* Work to complete *
Return all lines below containing the word "наружных".
===============
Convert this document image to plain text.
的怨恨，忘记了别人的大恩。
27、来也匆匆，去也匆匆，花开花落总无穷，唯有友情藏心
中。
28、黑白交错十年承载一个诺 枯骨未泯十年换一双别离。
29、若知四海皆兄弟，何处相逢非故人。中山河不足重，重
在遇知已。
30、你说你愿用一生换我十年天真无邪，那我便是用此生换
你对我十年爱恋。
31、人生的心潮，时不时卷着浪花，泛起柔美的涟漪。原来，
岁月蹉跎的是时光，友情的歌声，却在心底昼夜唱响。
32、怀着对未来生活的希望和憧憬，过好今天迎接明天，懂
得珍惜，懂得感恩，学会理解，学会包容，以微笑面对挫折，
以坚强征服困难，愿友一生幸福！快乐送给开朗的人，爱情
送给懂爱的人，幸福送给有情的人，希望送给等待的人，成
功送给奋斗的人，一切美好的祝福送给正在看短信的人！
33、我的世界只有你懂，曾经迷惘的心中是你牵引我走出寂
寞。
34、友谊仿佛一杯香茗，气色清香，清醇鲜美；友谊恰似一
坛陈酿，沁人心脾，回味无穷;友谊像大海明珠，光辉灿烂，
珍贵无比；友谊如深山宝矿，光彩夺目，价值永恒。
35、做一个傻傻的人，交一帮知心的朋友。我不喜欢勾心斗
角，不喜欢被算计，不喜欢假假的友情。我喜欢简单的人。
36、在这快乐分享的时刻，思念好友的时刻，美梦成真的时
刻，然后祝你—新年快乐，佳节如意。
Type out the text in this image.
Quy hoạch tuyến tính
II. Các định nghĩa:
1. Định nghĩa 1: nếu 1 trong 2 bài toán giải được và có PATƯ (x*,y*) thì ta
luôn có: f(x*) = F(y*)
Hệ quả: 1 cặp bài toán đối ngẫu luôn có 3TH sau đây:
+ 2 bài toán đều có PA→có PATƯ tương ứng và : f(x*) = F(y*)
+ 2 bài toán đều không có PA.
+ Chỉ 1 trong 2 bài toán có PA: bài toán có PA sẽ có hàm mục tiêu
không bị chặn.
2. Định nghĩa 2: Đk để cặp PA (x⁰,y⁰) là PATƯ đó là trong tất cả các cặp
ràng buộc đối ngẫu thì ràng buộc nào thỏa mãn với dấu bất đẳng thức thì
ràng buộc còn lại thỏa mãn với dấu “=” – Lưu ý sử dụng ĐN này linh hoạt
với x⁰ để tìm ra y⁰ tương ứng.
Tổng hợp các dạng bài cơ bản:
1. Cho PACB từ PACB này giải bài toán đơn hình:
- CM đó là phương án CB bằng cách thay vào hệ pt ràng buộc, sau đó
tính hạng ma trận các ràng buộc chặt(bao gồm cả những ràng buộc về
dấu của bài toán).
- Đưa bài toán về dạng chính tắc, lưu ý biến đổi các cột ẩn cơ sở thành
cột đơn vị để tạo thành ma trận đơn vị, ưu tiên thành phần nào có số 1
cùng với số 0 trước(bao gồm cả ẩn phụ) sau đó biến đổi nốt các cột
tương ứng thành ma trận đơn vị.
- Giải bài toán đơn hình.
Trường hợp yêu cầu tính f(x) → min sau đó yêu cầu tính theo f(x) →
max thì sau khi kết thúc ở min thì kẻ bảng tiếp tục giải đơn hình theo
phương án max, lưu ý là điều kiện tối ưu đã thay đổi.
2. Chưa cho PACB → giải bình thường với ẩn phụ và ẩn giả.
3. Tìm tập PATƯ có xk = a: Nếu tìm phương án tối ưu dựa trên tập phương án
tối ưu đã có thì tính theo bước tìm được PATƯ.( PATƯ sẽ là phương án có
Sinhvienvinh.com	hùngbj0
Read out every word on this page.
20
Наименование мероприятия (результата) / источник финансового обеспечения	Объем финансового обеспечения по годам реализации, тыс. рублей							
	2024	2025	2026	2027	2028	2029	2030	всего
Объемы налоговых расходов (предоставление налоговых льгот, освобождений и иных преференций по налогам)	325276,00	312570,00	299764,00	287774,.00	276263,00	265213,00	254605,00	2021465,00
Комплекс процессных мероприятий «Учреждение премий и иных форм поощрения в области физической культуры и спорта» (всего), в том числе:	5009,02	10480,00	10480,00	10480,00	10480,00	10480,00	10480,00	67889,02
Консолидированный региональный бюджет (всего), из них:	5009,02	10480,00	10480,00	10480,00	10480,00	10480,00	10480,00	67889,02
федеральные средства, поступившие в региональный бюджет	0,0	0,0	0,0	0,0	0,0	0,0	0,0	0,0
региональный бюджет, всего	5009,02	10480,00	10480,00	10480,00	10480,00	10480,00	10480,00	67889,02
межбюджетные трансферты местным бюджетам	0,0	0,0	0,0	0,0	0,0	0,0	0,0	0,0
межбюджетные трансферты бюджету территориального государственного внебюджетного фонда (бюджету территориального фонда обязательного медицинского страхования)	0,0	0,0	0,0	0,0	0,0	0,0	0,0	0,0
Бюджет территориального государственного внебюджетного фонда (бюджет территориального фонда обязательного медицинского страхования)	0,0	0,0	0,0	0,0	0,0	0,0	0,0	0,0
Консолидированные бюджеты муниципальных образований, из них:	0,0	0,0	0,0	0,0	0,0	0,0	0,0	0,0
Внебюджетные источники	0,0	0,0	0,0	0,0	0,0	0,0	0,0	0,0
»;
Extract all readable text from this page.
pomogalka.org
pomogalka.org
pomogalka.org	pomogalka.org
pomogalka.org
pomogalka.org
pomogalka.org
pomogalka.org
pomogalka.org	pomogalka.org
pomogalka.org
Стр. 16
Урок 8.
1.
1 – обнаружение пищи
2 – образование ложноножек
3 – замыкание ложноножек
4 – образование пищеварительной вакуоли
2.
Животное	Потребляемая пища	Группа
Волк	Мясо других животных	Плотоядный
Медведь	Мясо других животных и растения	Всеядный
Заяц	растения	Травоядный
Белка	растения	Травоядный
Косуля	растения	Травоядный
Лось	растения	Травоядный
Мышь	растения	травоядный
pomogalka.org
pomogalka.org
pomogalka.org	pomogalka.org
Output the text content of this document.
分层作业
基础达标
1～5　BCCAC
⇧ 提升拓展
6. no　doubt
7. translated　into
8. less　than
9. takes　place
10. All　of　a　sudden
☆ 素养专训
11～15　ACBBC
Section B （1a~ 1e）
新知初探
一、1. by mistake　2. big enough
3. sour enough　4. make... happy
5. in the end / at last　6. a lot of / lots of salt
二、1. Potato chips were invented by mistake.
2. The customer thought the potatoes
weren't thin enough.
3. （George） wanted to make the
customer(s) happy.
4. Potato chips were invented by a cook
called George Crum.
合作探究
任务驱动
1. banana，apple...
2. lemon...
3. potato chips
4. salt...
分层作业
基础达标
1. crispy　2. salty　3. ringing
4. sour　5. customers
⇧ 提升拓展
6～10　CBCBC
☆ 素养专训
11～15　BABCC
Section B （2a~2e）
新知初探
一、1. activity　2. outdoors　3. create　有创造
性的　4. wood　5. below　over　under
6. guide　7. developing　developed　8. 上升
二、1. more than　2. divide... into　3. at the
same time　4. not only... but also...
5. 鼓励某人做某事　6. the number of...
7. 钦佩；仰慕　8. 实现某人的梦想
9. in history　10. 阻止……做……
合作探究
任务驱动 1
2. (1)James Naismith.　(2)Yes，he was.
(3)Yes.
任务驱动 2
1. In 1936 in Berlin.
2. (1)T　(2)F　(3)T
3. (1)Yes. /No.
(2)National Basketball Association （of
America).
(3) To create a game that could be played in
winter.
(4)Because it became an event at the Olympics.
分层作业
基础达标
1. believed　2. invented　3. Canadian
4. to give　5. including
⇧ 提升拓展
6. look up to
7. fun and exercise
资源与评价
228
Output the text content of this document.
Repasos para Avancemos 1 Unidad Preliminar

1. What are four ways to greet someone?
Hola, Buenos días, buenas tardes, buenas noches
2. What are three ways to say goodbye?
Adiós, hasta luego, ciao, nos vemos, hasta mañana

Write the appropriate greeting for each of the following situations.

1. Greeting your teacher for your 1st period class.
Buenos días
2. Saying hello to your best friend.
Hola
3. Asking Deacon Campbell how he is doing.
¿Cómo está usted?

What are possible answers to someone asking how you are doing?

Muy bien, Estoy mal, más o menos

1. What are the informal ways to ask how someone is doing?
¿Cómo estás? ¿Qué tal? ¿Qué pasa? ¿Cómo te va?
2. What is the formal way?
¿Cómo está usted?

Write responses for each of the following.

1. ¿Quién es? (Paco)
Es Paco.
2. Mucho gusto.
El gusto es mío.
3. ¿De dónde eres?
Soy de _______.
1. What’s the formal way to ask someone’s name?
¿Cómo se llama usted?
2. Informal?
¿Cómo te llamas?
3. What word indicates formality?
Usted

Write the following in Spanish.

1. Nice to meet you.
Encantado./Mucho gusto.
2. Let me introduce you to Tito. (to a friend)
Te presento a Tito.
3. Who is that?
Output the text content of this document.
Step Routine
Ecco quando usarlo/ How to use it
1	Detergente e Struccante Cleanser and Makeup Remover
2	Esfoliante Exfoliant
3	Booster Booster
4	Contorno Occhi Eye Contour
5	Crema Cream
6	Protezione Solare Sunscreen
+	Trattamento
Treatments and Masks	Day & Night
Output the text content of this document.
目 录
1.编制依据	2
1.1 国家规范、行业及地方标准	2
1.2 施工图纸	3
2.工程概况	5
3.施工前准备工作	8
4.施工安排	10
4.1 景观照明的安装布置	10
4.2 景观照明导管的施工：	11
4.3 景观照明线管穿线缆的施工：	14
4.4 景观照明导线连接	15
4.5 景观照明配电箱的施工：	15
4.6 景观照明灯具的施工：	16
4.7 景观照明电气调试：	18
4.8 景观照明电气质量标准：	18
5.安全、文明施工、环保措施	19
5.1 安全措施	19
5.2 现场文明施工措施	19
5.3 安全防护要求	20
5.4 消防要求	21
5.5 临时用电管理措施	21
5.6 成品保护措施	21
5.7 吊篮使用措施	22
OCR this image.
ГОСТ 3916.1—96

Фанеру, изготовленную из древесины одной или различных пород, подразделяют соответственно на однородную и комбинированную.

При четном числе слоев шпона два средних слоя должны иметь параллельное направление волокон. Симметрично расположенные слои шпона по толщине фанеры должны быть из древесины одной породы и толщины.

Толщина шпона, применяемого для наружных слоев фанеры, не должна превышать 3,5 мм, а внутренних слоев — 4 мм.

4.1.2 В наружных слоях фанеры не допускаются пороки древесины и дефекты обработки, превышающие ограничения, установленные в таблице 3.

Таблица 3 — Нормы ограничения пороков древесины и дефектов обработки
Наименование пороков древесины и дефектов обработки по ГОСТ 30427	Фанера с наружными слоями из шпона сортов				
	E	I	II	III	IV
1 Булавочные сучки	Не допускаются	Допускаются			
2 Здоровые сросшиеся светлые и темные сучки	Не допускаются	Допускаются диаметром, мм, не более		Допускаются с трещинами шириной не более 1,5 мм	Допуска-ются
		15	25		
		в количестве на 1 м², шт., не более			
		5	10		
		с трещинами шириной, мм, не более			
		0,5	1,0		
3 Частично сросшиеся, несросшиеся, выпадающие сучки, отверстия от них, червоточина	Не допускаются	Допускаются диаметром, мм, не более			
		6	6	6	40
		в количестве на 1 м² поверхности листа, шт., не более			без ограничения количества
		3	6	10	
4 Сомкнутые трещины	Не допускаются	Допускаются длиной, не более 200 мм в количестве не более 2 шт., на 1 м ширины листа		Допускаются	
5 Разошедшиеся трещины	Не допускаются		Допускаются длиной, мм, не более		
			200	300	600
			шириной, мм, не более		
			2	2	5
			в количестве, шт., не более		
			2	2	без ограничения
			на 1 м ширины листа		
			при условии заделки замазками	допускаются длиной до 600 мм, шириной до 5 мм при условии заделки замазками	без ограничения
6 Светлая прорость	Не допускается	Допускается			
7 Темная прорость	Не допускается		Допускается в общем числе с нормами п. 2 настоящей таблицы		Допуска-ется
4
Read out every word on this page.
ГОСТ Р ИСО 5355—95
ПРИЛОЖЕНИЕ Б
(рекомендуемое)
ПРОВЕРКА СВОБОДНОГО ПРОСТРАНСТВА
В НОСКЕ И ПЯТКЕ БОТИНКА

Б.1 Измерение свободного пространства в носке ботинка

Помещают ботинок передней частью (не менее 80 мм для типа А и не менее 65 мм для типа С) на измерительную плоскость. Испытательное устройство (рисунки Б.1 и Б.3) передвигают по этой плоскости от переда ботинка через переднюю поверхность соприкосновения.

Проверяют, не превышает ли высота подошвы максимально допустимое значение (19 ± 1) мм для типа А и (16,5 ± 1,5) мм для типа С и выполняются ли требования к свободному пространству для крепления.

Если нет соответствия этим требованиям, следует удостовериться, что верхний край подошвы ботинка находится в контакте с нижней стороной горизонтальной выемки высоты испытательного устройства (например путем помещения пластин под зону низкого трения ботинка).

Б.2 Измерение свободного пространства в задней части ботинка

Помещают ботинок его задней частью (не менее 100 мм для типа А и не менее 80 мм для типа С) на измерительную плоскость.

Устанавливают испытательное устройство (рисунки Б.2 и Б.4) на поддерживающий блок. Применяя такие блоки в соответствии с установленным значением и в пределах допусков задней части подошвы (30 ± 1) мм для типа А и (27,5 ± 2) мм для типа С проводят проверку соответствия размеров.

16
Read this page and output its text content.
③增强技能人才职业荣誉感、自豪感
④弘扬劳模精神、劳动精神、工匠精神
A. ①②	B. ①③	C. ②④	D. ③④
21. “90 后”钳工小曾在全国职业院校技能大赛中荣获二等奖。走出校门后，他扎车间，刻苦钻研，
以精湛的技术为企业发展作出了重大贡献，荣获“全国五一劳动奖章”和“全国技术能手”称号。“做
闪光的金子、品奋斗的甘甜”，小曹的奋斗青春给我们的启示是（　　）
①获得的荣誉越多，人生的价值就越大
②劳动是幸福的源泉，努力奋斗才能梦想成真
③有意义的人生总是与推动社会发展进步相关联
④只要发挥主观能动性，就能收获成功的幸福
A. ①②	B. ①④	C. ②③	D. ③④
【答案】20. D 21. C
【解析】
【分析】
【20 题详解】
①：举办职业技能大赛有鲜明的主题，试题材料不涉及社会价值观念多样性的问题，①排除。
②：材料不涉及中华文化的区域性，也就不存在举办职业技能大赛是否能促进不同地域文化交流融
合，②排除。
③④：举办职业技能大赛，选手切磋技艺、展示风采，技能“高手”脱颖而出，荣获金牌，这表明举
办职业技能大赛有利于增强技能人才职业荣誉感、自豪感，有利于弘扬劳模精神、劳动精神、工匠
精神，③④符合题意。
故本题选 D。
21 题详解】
===============
* Worked solution *
Толщина шпона, применяемого для наружных слоев фанеры, не должна превышать 3,5 мм, а внутренних слоев — 4 мм.
4.1.2 В наружных слоях фанеры не допускаются пороки древесины и дефекты обработки, превышающие ограничения, установленные в таблице 3.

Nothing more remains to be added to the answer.